- Input records -
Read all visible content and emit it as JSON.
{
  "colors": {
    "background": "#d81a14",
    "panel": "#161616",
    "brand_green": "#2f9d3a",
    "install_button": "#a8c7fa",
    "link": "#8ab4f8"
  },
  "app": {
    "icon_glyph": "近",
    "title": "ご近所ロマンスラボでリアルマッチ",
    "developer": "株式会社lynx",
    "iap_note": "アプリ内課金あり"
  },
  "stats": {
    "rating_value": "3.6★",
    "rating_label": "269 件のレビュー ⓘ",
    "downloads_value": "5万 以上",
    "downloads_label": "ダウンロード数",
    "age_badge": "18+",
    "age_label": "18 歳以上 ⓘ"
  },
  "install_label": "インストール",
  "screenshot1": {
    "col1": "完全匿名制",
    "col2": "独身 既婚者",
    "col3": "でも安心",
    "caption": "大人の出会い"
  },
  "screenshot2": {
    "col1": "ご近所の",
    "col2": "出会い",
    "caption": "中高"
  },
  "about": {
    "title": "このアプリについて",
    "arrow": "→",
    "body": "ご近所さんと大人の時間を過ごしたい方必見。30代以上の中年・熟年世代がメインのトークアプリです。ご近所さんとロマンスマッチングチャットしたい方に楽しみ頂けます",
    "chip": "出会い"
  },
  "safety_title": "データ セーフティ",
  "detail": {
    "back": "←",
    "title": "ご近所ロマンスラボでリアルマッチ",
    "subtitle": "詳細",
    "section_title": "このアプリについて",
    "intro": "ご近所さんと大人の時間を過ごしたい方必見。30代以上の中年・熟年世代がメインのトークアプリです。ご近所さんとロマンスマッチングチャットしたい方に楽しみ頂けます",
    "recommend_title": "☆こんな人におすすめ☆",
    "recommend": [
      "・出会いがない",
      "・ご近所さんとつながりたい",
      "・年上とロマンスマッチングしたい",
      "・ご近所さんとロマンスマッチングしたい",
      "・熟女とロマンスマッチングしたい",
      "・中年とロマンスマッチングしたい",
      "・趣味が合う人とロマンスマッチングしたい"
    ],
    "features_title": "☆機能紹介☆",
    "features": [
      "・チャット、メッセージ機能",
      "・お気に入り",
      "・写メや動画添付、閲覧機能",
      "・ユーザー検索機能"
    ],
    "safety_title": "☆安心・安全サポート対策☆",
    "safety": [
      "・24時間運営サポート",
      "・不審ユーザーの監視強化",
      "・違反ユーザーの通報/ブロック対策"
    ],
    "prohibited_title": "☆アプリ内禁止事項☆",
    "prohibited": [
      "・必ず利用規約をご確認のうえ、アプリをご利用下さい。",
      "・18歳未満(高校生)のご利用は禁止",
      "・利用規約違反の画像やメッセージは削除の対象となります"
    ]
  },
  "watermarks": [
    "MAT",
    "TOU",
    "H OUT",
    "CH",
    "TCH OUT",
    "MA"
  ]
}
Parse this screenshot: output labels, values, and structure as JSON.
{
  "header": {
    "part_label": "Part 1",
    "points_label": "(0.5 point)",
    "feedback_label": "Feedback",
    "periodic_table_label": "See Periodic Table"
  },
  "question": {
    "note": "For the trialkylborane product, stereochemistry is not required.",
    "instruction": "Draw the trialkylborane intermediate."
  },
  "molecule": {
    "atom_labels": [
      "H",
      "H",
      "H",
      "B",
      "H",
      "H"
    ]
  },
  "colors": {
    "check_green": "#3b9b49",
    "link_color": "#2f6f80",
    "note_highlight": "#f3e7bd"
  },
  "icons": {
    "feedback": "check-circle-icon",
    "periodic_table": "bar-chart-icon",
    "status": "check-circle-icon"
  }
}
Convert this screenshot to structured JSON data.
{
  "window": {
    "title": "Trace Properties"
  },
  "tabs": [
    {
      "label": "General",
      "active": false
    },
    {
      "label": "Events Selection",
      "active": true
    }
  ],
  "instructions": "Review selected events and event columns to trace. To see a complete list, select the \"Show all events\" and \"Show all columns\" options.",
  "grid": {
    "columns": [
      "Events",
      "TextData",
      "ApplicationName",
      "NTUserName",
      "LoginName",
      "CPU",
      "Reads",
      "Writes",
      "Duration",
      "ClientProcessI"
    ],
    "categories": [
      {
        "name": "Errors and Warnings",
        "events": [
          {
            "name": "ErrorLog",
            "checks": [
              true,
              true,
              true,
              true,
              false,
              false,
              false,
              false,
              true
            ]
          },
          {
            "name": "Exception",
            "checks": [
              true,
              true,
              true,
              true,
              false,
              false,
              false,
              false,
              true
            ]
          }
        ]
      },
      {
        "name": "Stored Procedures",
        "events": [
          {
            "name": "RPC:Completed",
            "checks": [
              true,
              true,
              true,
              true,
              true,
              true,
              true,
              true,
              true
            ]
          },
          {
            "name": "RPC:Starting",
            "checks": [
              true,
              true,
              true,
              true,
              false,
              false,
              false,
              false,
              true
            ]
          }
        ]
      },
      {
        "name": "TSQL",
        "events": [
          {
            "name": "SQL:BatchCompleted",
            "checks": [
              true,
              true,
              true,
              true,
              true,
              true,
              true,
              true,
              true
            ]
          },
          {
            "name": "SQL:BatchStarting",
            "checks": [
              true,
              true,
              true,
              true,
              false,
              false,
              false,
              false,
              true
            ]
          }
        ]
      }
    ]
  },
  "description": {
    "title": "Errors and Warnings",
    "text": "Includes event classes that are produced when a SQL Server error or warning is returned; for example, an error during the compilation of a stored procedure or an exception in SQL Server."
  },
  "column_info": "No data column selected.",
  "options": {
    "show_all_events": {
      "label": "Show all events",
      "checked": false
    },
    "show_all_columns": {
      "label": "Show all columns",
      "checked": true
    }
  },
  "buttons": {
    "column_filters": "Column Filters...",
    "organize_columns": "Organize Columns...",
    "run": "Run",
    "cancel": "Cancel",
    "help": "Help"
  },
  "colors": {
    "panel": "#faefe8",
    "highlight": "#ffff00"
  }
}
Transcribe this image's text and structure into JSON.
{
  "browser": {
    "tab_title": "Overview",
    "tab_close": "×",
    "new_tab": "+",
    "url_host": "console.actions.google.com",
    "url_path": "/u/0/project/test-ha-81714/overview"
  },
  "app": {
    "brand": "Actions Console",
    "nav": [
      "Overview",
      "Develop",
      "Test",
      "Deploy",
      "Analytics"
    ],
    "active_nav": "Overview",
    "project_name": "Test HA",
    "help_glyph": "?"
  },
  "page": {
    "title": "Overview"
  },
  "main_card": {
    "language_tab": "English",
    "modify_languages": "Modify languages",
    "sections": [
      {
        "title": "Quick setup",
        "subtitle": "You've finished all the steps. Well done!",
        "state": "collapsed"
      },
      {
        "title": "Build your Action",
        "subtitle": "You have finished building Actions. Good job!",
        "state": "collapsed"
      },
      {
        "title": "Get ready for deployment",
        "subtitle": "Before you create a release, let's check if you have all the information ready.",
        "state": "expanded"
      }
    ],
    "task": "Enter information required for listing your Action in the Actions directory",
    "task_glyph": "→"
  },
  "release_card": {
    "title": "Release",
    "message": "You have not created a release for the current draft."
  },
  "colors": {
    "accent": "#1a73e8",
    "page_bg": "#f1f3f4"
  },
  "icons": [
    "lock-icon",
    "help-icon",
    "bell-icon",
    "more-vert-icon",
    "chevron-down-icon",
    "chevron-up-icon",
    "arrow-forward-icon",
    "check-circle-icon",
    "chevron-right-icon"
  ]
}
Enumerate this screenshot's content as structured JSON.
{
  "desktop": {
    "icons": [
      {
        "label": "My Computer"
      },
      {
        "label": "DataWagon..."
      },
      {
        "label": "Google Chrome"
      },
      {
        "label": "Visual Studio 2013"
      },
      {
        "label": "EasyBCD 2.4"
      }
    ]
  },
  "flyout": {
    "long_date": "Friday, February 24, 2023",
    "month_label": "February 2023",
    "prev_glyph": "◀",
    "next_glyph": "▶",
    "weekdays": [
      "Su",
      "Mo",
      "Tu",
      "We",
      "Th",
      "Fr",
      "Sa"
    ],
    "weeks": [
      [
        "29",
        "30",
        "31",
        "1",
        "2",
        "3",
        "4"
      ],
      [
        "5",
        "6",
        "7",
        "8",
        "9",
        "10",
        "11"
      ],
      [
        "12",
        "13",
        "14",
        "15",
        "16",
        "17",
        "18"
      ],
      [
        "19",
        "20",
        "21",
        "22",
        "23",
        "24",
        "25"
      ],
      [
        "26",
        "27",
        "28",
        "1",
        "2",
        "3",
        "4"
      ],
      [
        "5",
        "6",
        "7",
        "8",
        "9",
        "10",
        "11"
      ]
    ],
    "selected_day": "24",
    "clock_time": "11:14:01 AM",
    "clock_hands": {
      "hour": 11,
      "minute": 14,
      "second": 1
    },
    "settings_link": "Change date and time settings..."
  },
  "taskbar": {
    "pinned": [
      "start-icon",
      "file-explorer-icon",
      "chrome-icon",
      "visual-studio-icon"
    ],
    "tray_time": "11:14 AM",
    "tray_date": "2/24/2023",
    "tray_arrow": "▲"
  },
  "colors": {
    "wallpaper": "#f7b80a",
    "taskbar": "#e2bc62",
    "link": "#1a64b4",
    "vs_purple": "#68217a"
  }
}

- To be done -
Reproduce each line of the material containing the word "JSON".

- Response -
Read all visible content and emit it as JSON.
Parse this screenshot: output labels, values, and structure as JSON.
Convert this screenshot to structured JSON data.
Transcribe this image's text and structure into JSON.
Enumerate this screenshot's content as structured JSON.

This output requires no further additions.